[Records supplied]:
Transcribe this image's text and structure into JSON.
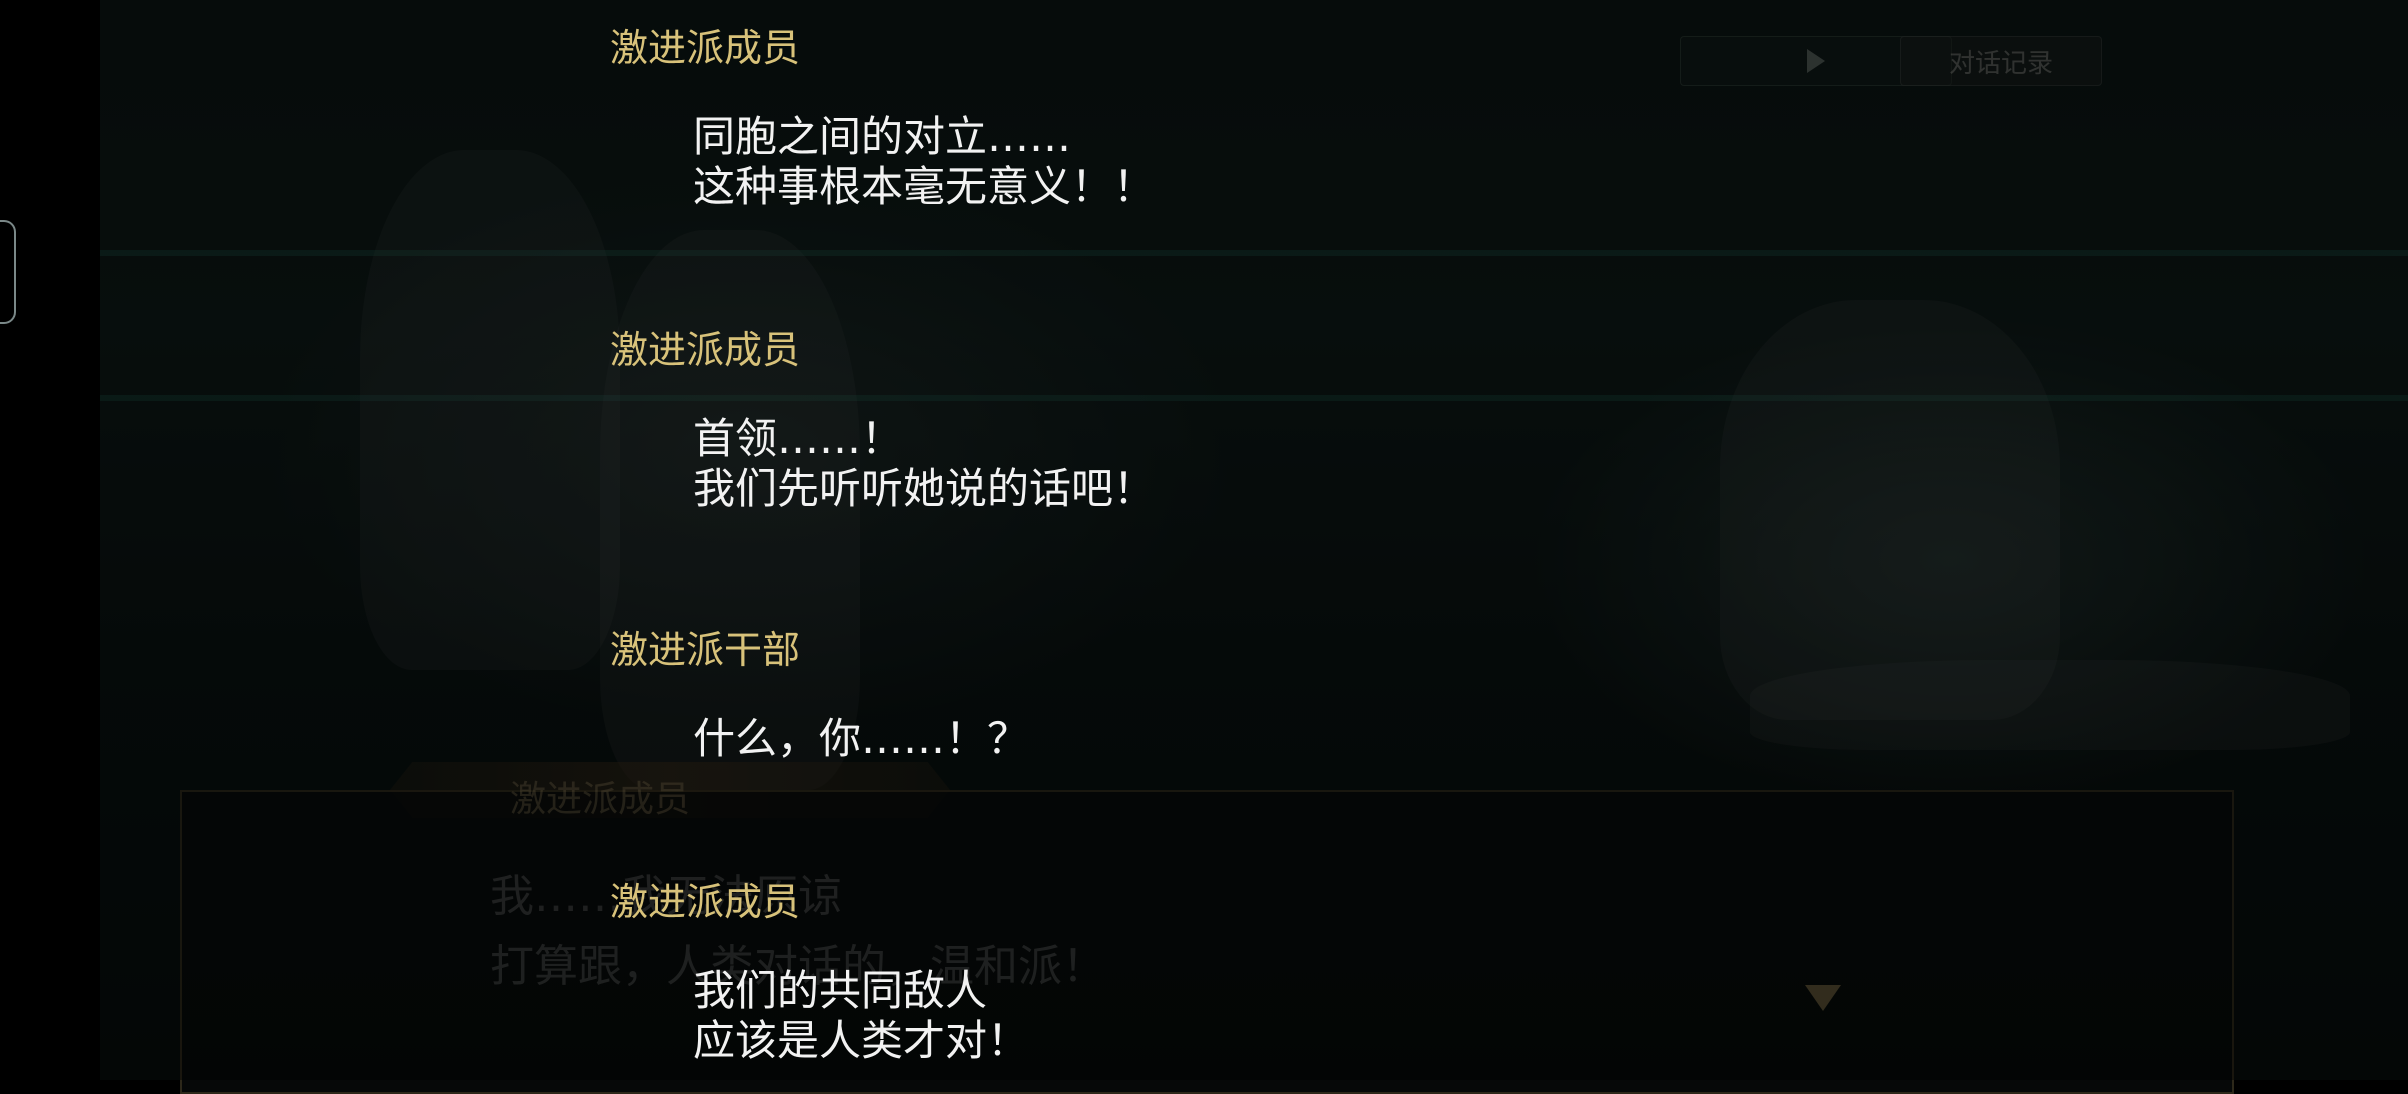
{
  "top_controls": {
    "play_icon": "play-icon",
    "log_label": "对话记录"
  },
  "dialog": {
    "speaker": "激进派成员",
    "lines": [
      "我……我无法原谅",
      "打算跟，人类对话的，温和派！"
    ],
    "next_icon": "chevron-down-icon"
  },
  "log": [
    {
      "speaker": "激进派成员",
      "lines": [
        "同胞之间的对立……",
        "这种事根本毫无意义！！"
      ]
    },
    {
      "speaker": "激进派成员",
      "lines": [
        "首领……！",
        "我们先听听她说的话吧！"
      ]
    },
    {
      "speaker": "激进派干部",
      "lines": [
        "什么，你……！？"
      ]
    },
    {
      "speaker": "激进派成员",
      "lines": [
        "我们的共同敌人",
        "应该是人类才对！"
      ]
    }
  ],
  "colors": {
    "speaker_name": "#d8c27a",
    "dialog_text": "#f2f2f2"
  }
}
...
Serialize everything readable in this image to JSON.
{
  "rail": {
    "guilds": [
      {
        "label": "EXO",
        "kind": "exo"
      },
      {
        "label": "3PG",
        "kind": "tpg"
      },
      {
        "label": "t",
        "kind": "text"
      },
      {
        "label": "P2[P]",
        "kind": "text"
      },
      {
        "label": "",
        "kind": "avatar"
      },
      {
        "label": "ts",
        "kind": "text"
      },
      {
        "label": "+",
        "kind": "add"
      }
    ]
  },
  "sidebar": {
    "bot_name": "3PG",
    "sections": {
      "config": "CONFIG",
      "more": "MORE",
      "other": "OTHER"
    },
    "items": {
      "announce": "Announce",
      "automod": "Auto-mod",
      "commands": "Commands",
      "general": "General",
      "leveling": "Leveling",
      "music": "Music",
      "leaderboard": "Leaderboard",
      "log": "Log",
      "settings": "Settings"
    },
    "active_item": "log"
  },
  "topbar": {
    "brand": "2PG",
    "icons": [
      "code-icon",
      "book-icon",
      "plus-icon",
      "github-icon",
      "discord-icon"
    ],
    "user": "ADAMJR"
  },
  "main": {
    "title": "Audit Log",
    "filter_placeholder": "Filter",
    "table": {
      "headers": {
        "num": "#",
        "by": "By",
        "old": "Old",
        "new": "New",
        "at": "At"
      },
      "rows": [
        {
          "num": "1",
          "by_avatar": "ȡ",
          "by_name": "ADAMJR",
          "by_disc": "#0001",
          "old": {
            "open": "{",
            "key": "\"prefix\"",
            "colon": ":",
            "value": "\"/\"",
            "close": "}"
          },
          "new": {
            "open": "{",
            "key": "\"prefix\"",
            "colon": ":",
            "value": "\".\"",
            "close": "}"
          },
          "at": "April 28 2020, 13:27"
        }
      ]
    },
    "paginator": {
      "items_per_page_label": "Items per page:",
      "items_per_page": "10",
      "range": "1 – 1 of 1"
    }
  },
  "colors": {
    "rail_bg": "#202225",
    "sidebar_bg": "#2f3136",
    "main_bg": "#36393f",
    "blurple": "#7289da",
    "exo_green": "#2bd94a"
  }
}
--
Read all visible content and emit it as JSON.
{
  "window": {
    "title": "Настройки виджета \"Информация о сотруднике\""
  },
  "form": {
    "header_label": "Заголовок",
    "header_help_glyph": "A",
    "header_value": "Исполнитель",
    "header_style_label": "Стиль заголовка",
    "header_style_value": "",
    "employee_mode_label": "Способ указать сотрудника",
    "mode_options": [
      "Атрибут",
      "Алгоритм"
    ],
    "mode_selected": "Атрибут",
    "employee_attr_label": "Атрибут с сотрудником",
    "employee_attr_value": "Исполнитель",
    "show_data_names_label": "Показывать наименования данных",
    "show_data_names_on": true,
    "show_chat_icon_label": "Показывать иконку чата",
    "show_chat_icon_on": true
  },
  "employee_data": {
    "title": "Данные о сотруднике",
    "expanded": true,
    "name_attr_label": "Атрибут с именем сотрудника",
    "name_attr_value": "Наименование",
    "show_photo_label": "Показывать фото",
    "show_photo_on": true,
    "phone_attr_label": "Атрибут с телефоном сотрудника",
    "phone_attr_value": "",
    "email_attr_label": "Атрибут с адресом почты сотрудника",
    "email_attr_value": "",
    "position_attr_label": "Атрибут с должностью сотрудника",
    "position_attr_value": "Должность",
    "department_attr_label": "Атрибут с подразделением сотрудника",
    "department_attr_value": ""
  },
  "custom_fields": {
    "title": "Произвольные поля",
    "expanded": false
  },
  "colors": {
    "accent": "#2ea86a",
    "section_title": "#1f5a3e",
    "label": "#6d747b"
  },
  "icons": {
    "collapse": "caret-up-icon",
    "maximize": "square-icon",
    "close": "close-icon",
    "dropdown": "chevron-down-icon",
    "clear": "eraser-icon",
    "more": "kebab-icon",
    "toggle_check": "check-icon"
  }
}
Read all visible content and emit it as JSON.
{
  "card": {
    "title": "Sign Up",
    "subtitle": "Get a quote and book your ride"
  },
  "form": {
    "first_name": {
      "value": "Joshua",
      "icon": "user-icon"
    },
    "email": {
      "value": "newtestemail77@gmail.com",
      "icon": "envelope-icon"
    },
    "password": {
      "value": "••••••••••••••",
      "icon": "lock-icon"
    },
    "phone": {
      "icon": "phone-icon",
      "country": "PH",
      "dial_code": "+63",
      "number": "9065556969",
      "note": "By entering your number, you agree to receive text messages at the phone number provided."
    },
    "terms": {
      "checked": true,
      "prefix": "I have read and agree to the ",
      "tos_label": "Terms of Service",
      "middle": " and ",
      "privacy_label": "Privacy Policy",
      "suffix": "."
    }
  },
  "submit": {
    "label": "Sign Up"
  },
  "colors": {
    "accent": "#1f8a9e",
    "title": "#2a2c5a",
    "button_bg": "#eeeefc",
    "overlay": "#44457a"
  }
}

[What is needed]: Show the lines from the data above that contain the string "kind".

[Answer to this task]:
        "kind": "exo"
        "kind": "tpg"
        "kind": "text"
        "kind": "text"
        "kind": "avatar"
        "kind": "text"
        "kind": "add"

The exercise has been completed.